[PROBLEM TO SOLVE] Reproduce the records below in full and word for word, excluding pictures.
====== SOURCE MATERIAL
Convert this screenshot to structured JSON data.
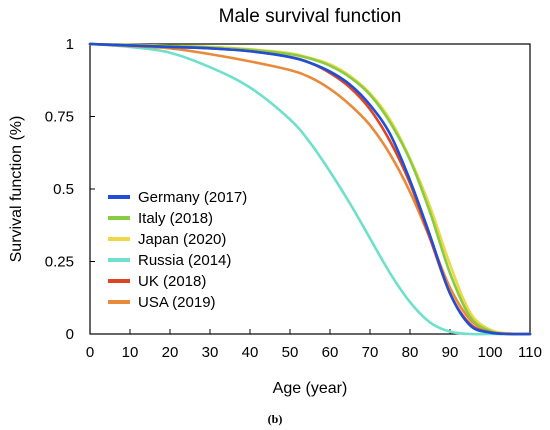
{
  "caption": "(b)",
  "chart_data": {
    "type": "line",
    "title": "Male survival function",
    "xlabel": "Age (year)",
    "ylabel": "Survival function (%)",
    "xlim": [
      0,
      110
    ],
    "ylim": [
      0,
      1
    ],
    "xticks": [
      0,
      10,
      20,
      30,
      40,
      50,
      60,
      70,
      80,
      90,
      100,
      110
    ],
    "xtick_labels": [
      "0",
      "10",
      "20",
      "30",
      "40",
      "50",
      "60",
      "70",
      "80",
      "90",
      "100",
      "110"
    ],
    "yticks": [
      0,
      0.25,
      0.5,
      0.75,
      1
    ],
    "ytick_labels": [
      "0",
      "0.25",
      "0.5",
      "0.75",
      "1"
    ],
    "grid": false,
    "legend_position": "left",
    "x": [
      0,
      10,
      20,
      30,
      40,
      50,
      55,
      60,
      65,
      70,
      75,
      80,
      85,
      90,
      95,
      100,
      105,
      110
    ],
    "series": [
      {
        "name": "Germany (2017)",
        "color": "#1f4fd6",
        "values": [
          1,
          0.995,
          0.99,
          0.985,
          0.975,
          0.955,
          0.935,
          0.905,
          0.86,
          0.79,
          0.69,
          0.53,
          0.34,
          0.14,
          0.03,
          0.005,
          0,
          0
        ]
      },
      {
        "name": "Italy (2018)",
        "color": "#88cc44",
        "values": [
          1,
          0.996,
          0.993,
          0.988,
          0.98,
          0.965,
          0.95,
          0.925,
          0.885,
          0.825,
          0.73,
          0.6,
          0.42,
          0.21,
          0.06,
          0.01,
          0,
          0
        ]
      },
      {
        "name": "Japan (2020)",
        "color": "#ecd848",
        "values": [
          1,
          0.997,
          0.994,
          0.99,
          0.982,
          0.968,
          0.952,
          0.93,
          0.89,
          0.83,
          0.74,
          0.605,
          0.44,
          0.24,
          0.075,
          0.015,
          0.002,
          0
        ]
      },
      {
        "name": "Russia (2014)",
        "color": "#6ee0cc",
        "values": [
          1,
          0.99,
          0.97,
          0.92,
          0.85,
          0.74,
          0.66,
          0.56,
          0.45,
          0.33,
          0.21,
          0.11,
          0.04,
          0.008,
          0,
          0,
          0,
          0
        ]
      },
      {
        "name": "UK (2018)",
        "color": "#dd4422",
        "values": [
          1,
          0.995,
          0.99,
          0.985,
          0.975,
          0.955,
          0.935,
          0.9,
          0.85,
          0.775,
          0.665,
          0.52,
          0.33,
          0.14,
          0.035,
          0.006,
          0,
          0
        ]
      },
      {
        "name": "USA (2019)",
        "color": "#e98a3a",
        "values": [
          1,
          0.993,
          0.985,
          0.965,
          0.94,
          0.91,
          0.885,
          0.845,
          0.79,
          0.72,
          0.62,
          0.49,
          0.33,
          0.16,
          0.05,
          0.01,
          0,
          0
        ]
      }
    ]
  }
}
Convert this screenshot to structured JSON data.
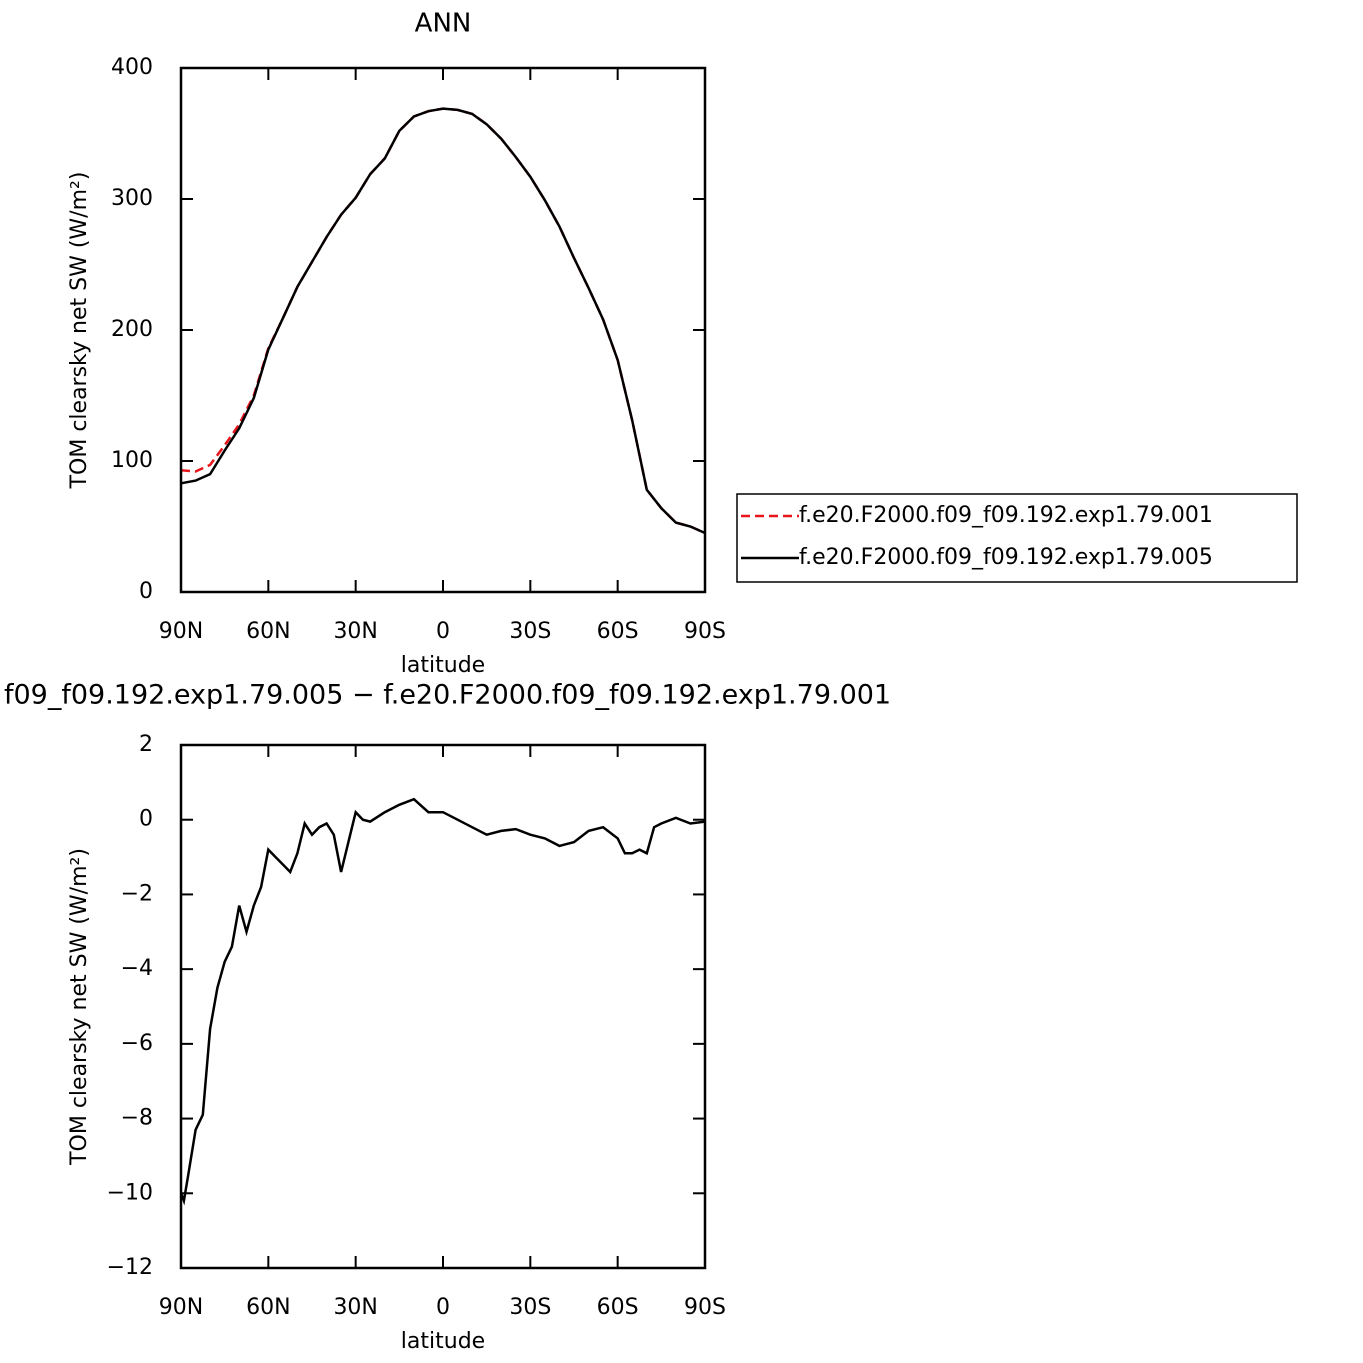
{
  "chart_data": [
    {
      "type": "line",
      "title": "ANN",
      "xlabel": "latitude",
      "ylabel": "TOM clearsky net SW (W/m²)",
      "x": [
        90,
        85,
        80,
        75,
        70,
        65,
        60,
        55,
        50,
        45,
        40,
        35,
        30,
        25,
        20,
        15,
        10,
        5,
        0,
        -5,
        -10,
        -15,
        -20,
        -25,
        -30,
        -35,
        -40,
        -45,
        -50,
        -55,
        -60,
        -65,
        -70,
        -75,
        -80,
        -85,
        -90
      ],
      "series": [
        {
          "name": "f.e20.F2000.f09_f09.192.exp1.79.001",
          "color": "#e8161b",
          "dashed": true,
          "values": [
            93,
            92,
            97,
            112,
            128,
            150,
            186,
            209,
            233,
            252,
            271,
            288,
            301,
            319,
            331,
            352,
            363,
            367,
            369,
            368,
            365,
            357,
            346,
            332,
            317,
            299,
            279,
            255,
            232,
            208,
            177,
            131,
            78,
            64,
            53,
            50,
            45
          ]
        },
        {
          "name": "f.e20.F2000.f09_f09.192.exp1.79.005",
          "color": "#000000",
          "dashed": false,
          "values": [
            83,
            85,
            90,
            108,
            125,
            148,
            185,
            209,
            233,
            252,
            271,
            288,
            301,
            319,
            331,
            352,
            363,
            367,
            369,
            368,
            365,
            357,
            346,
            332,
            317,
            299,
            279,
            255,
            232,
            208,
            177,
            131,
            78,
            64,
            53,
            50,
            45
          ]
        }
      ],
      "xlim": [
        90,
        -90
      ],
      "xticks": [
        {
          "value": 90,
          "label": "90N"
        },
        {
          "value": 60,
          "label": "60N"
        },
        {
          "value": 30,
          "label": "30N"
        },
        0,
        {
          "value": -30,
          "label": "30S"
        },
        {
          "value": -60,
          "label": "60S"
        },
        {
          "value": -90,
          "label": "90S"
        }
      ],
      "ylim": [
        0,
        400
      ],
      "yticks": [
        0,
        100,
        200,
        300,
        400
      ],
      "legend": "right"
    },
    {
      "type": "line",
      "title": "f09_f09.192.exp1.79.005 − f.e20.F2000.f09_f09.192.exp1.79.001",
      "xlabel": "latitude",
      "ylabel": "TOM clearsky net SW (W/m²)",
      "x": [
        90,
        89,
        87.5,
        85,
        82.5,
        80,
        77.5,
        75,
        72.5,
        70,
        67.5,
        65,
        62.5,
        60,
        57.5,
        55,
        52.5,
        50,
        47.5,
        45,
        42.5,
        40,
        37.5,
        35,
        32.5,
        30,
        27.5,
        25,
        20,
        15,
        10,
        5,
        0,
        -5,
        -10,
        -15,
        -20,
        -25,
        -30,
        -35,
        -40,
        -45,
        -50,
        -55,
        -60,
        -62.5,
        -65,
        -67.5,
        -70,
        -72.5,
        -75,
        -80,
        -85,
        -90
      ],
      "series": [
        {
          "name": null,
          "color": "#000000",
          "dashed": false,
          "values": [
            -10.0,
            -10.2,
            -9.5,
            -8.3,
            -7.9,
            -5.6,
            -4.5,
            -3.8,
            -3.4,
            -2.3,
            -3.0,
            -2.3,
            -1.8,
            -0.8,
            -1.0,
            -1.2,
            -1.4,
            -0.9,
            -0.1,
            -0.4,
            -0.2,
            -0.1,
            -0.4,
            -1.4,
            -0.6,
            0.2,
            0.0,
            -0.05,
            0.2,
            0.4,
            0.55,
            0.2,
            0.2,
            0.0,
            -0.2,
            -0.4,
            -0.3,
            -0.25,
            -0.4,
            -0.5,
            -0.7,
            -0.6,
            -0.3,
            -0.2,
            -0.5,
            -0.9,
            -0.9,
            -0.8,
            -0.9,
            -0.2,
            -0.1,
            0.05,
            -0.1,
            -0.05
          ]
        }
      ],
      "xlim": [
        90,
        -90
      ],
      "xticks": [
        {
          "value": 90,
          "label": "90N"
        },
        {
          "value": 60,
          "label": "60N"
        },
        {
          "value": 30,
          "label": "30N"
        },
        0,
        {
          "value": -30,
          "label": "30S"
        },
        {
          "value": -60,
          "label": "60S"
        },
        {
          "value": -90,
          "label": "90S"
        }
      ],
      "ylim": [
        -12,
        2
      ],
      "yticks": [
        {
          "value": -12,
          "label": "−12"
        },
        {
          "value": -10,
          "label": "−10"
        },
        {
          "value": -8,
          "label": "−8"
        },
        {
          "value": -6,
          "label": "−6"
        },
        {
          "value": -4,
          "label": "−4"
        },
        {
          "value": -2,
          "label": "−2"
        },
        0,
        2
      ]
    }
  ]
}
============
[RESULT OF THE TASK]
Convert this screenshot to structured JSON data.
{
  "caption": "(b)",
  "chart_data": {
    "type": "line",
    "title": "Male survival function",
    "xlabel": "Age (year)",
    "ylabel": "Survival function (%)",
    "xlim": [
      0,
      110
    ],
    "ylim": [
      0,
      1
    ],
    "xticks": [
      0,
      10,
      20,
      30,
      40,
      50,
      60,
      70,
      80,
      90,
      100,
      110
    ],
    "xtick_labels": [
      "0",
      "10",
      "20",
      "30",
      "40",
      "50",
      "60",
      "70",
      "80",
      "90",
      "100",
      "110"
    ],
    "yticks": [
      0,
      0.25,
      0.5,
      0.75,
      1
    ],
    "ytick_labels": [
      "0",
      "0.25",
      "0.5",
      "0.75",
      "1"
    ],
    "grid": false,
    "legend_position": "left",
    "x": [
      0,
      10,
      20,
      30,
      40,
      50,
      55,
      60,
      65,
      70,
      75,
      80,
      85,
      90,
      95,
      100,
      105,
      110
    ],
    "series": [
      {
        "name": "Germany (2017)",
        "color": "#1f4fd6",
        "values": [
          1,
          0.995,
          0.99,
          0.985,
          0.975,
          0.955,
          0.935,
          0.905,
          0.86,
          0.79,
          0.69,
          0.53,
          0.34,
          0.14,
          0.03,
          0.005,
          0,
          0
        ]
      },
      {
        "name": "Italy (2018)",
        "color": "#88cc44",
        "values": [
          1,
          0.996,
          0.993,
          0.988,
          0.98,
          0.965,
          0.95,
          0.925,
          0.885,
          0.825,
          0.73,
          0.6,
          0.42,
          0.21,
          0.06,
          0.01,
          0,
          0
        ]
      },
      {
        "name": "Japan (2020)",
        "color": "#ecd848",
        "values": [
          1,
          0.997,
          0.994,
          0.99,
          0.982,
          0.968,
          0.952,
          0.93,
          0.89,
          0.83,
          0.74,
          0.605,
          0.44,
          0.24,
          0.075,
          0.015,
          0.002,
          0
        ]
      },
      {
        "name": "Russia (2014)",
        "color": "#6ee0cc",
        "values": [
          1,
          0.99,
          0.97,
          0.92,
          0.85,
          0.74,
          0.66,
          0.56,
          0.45,
          0.33,
          0.21,
          0.11,
          0.04,
          0.008,
          0,
          0,
          0,
          0
        ]
      },
      {
        "name": "UK (2018)",
        "color": "#dd4422",
        "values": [
          1,
          0.995,
          0.99,
          0.985,
          0.975,
          0.955,
          0.935,
          0.9,
          0.85,
          0.775,
          0.665,
          0.52,
          0.33,
          0.14,
          0.035,
          0.006,
          0,
          0
        ]
      },
      {
        "name": "USA (2019)",
        "color": "#e98a3a",
        "values": [
          1,
          0.993,
          0.985,
          0.965,
          0.94,
          0.91,
          0.885,
          0.845,
          0.79,
          0.72,
          0.62,
          0.49,
          0.33,
          0.16,
          0.05,
          0.01,
          0,
          0
        ]
      }
    ]
  }
}
Convert this screenshot to structured JSON data.
{
  "chart_data": [
    {
      "type": "line",
      "title": "ANN",
      "xlabel": "latitude",
      "ylabel": "TOM clearsky net SW (W/m²)",
      "x": [
        90,
        85,
        80,
        75,
        70,
        65,
        60,
        55,
        50,
        45,
        40,
        35,
        30,
        25,
        20,
        15,
        10,
        5,
        0,
        -5,
        -10,
        -15,
        -20,
        -25,
        -30,
        -35,
        -40,
        -45,
        -50,
        -55,
        -60,
        -65,
        -70,
        -75,
        -80,
        -85,
        -90
      ],
      "series": [
        {
          "name": "f.e20.F2000.f09_f09.192.exp1.79.001",
          "color": "#e8161b",
          "dashed": true,
          "values": [
            93,
            92,
            97,
            112,
            128,
            150,
            186,
            209,
            233,
            252,
            271,
            288,
            301,
            319,
            331,
            352,
            363,
            367,
            369,
            368,
            365,
            357,
            346,
            332,
            317,
            299,
            279,
            255,
            232,
            208,
            177,
            131,
            78,
            64,
            53,
            50,
            45
          ]
        },
        {
          "name": "f.e20.F2000.f09_f09.192.exp1.79.005",
          "color": "#000000",
          "dashed": false,
          "values": [
            83,
            85,
            90,
            108,
            125,
            148,
            185,
            209,
            233,
            252,
            271,
            288,
            301,
            319,
            331,
            352,
            363,
            367,
            369,
            368,
            365,
            357,
            346,
            332,
            317,
            299,
            279,
            255,
            232,
            208,
            177,
            131,
            78,
            64,
            53,
            50,
            45
          ]
        }
      ],
      "xlim": [
        90,
        -90
      ],
      "xticks": [
        {
          "value": 90,
          "label": "90N"
        },
        {
          "value": 60,
          "label": "60N"
        },
        {
          "value": 30,
          "label": "30N"
        },
        0,
        {
          "value": -30,
          "label": "30S"
        },
        {
          "value": -60,
          "label": "60S"
        },
        {
          "value": -90,
          "label": "90S"
        }
      ],
      "ylim": [
        0,
        400
      ],
      "yticks": [
        0,
        100,
        200,
        300,
        400
      ],
      "legend": "right"
    },
    {
      "type": "line",
      "title": "f09_f09.192.exp1.79.005 − f.e20.F2000.f09_f09.192.exp1.79.001",
      "xlabel": "latitude",
      "ylabel": "TOM clearsky net SW (W/m²)",
      "x": [
        90,
        89,
        87.5,
        85,
        82.5,
        80,
        77.5,
        75,
        72.5,
        70,
        67.5,
        65,
        62.5,
        60,
        57.5,
        55,
        52.5,
        50,
        47.5,
        45,
        42.5,
        40,
        37.5,
        35,
        32.5,
        30,
        27.5,
        25,
        20,
        15,
        10,
        5,
        0,
        -5,
        -10,
        -15,
        -20,
        -25,
        -30,
        -35,
        -40,
        -45,
        -50,
        -55,
        -60,
        -62.5,
        -65,
        -67.5,
        -70,
        -72.5,
        -75,
        -80,
        -85,
        -90
      ],
      "series": [
        {
          "name": null,
          "color": "#000000",
          "dashed": false,
          "values": [
            -10.0,
            -10.2,
            -9.5,
            -8.3,
            -7.9,
            -5.6,
            -4.5,
            -3.8,
            -3.4,
            -2.3,
            -3.0,
            -2.3,
            -1.8,
            -0.8,
            -1.0,
            -1.2,
            -1.4,
            -0.9,
            -0.1,
            -0.4,
            -0.2,
            -0.1,
            -0.4,
            -1.4,
            -0.6,
            0.2,
            0.0,
            -0.05,
            0.2,
            0.4,
            0.55,
            0.2,
            0.2,
            0.0,
            -0.2,
            -0.4,
            -0.3,
            -0.25,
            -0.4,
            -0.5,
            -0.7,
            -0.6,
            -0.3,
            -0.2,
            -0.5,
            -0.9,
            -0.9,
            -0.8,
            -0.9,
            -0.2,
            -0.1,
            0.05,
            -0.1,
            -0.05
          ]
        }
      ],
      "xlim": [
        90,
        -90
      ],
      "xticks": [
        {
          "value": 90,
          "label": "90N"
        },
        {
          "value": 60,
          "label": "60N"
        },
        {
          "value": 30,
          "label": "30N"
        },
        0,
        {
          "value": -30,
          "label": "30S"
        },
        {
          "value": -60,
          "label": "60S"
        },
        {
          "value": -90,
          "label": "90S"
        }
      ],
      "ylim": [
        -12,
        2
      ],
      "yticks": [
        {
          "value": -12,
          "label": "−12"
        },
        {
          "value": -10,
          "label": "−10"
        },
        {
          "value": -8,
          "label": "−8"
        },
        {
          "value": -6,
          "label": "−6"
        },
        {
          "value": -4,
          "label": "−4"
        },
        {
          "value": -2,
          "label": "−2"
        },
        0,
        2
      ]
    }
  ]
}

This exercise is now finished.